## THE TASK
Please count the lines in the data below that contain the string "axis", and reply with that number alone.

[Collected data entries]
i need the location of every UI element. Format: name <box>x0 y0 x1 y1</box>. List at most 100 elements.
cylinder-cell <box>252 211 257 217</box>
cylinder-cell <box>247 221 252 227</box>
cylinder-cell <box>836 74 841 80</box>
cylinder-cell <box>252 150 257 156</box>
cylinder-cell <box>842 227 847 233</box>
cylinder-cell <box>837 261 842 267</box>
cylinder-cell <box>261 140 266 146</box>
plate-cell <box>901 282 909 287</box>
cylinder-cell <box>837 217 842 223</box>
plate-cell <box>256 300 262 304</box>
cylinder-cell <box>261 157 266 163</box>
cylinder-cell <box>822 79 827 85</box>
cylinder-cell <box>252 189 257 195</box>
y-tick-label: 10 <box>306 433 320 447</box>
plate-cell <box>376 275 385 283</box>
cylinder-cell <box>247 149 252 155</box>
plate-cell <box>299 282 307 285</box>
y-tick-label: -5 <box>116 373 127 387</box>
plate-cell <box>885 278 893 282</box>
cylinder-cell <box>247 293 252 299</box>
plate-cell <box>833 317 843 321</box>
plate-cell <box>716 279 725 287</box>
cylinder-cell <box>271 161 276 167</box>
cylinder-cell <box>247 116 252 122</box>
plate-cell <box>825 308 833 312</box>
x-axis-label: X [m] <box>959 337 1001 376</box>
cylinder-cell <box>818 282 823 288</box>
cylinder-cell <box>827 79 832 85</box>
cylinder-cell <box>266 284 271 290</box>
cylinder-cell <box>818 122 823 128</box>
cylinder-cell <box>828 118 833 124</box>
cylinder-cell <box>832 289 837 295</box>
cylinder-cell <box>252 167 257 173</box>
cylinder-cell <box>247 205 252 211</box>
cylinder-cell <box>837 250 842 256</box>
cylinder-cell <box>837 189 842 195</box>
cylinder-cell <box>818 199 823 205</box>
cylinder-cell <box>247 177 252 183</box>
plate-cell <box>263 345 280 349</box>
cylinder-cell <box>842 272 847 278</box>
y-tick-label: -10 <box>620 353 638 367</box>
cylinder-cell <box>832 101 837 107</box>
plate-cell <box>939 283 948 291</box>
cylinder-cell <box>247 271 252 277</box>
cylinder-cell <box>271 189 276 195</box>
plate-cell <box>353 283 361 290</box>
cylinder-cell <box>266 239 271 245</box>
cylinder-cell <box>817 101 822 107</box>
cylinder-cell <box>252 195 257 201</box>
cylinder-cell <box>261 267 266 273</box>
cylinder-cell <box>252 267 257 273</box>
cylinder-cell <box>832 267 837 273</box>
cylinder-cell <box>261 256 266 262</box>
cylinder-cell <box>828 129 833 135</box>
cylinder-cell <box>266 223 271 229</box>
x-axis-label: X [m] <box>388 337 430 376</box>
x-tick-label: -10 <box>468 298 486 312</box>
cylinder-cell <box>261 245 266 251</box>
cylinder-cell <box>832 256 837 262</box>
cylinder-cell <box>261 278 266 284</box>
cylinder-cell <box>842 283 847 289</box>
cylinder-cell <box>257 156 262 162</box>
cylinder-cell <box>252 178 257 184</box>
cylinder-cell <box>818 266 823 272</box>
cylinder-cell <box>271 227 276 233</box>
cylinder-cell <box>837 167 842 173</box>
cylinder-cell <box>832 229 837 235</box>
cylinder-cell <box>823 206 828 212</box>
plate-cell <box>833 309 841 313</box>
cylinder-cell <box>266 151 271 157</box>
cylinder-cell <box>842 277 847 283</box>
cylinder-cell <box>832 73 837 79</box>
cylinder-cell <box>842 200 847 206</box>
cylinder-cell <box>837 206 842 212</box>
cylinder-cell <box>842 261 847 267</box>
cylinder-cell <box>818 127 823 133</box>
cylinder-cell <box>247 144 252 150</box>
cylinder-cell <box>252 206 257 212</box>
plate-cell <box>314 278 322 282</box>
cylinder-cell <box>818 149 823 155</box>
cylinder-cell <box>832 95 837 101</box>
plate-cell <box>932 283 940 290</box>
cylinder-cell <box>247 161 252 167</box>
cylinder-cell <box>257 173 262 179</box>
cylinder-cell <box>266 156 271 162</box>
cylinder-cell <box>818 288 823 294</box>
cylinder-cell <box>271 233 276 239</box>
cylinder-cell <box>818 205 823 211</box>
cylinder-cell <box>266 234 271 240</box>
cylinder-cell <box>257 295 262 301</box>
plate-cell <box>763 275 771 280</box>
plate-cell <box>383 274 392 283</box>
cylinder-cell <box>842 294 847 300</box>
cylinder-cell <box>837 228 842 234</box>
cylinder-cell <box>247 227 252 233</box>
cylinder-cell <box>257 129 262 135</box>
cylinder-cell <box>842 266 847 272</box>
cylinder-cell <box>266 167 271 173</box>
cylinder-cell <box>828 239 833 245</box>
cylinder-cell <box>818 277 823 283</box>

## PROBLEM SOLUTION
2